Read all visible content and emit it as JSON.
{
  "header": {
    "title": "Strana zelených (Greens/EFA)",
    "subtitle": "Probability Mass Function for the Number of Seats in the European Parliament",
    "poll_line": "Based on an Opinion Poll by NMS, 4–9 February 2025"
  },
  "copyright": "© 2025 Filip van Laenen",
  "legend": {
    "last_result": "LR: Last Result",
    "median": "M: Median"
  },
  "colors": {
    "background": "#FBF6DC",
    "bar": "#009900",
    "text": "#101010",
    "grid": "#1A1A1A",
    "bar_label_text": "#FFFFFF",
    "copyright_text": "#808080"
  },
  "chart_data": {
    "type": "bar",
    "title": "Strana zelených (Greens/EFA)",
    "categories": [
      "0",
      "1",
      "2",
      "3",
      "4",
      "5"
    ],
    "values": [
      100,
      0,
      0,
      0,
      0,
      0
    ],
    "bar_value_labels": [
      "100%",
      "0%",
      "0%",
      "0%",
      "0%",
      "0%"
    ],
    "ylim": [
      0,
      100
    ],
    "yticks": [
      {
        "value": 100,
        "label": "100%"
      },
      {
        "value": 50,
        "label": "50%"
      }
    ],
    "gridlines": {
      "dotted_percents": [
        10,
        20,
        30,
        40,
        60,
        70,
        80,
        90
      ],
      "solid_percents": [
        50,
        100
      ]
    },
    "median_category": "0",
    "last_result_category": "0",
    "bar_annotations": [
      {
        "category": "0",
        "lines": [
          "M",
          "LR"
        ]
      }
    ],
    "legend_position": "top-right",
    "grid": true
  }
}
•••••
Brief: Take the records above and return them exactly as written.

Exercise answer:
Read all visible content and emit it as JSON.
{
  "header": {
    "title": "Strana zelených (Greens/EFA)",
    "subtitle": "Probability Mass Function for the Number of Seats in the European Parliament",
    "poll_line": "Based on an Opinion Poll by NMS, 4–9 February 2025"
  },
  "copyright": "© 2025 Filip van Laenen",
  "legend": {
    "last_result": "LR: Last Result",
    "median": "M: Median"
  },
  "colors": {
    "background": "#FBF6DC",
    "bar": "#009900",
    "text": "#101010",
    "grid": "#1A1A1A",
    "bar_label_text": "#FFFFFF",
    "copyright_text": "#808080"
  },
  "chart_data": {
    "type": "bar",
    "title": "Strana zelených (Greens/EFA)",
    "categories": [
      "0",
      "1",
      "2",
      "3",
      "4",
      "5"
    ],
    "values": [
      100,
      0,
      0,
      0,
      0,
      0
    ],
    "bar_value_labels": [
      "100%",
      "0%",
      "0%",
      "0%",
      "0%",
      "0%"
    ],
    "ylim": [
      0,
      100
    ],
    "yticks": [
      {
        "value": 100,
        "label": "100%"
      },
      {
        "value": 50,
        "label": "50%"
      }
    ],
    "gridlines": {
      "dotted_percents": [
        10,
        20,
        30,
        40,
        60,
        70,
        80,
        90
      ],
      "solid_percents": [
        50,
        100
      ]
    },
    "median_category": "0",
    "last_result_category": "0",
    "bar_annotations": [
      {
        "category": "0",
        "lines": [
          "M",
          "LR"
        ]
      }
    ],
    "legend_position": "top-right",
    "grid": true
  }
}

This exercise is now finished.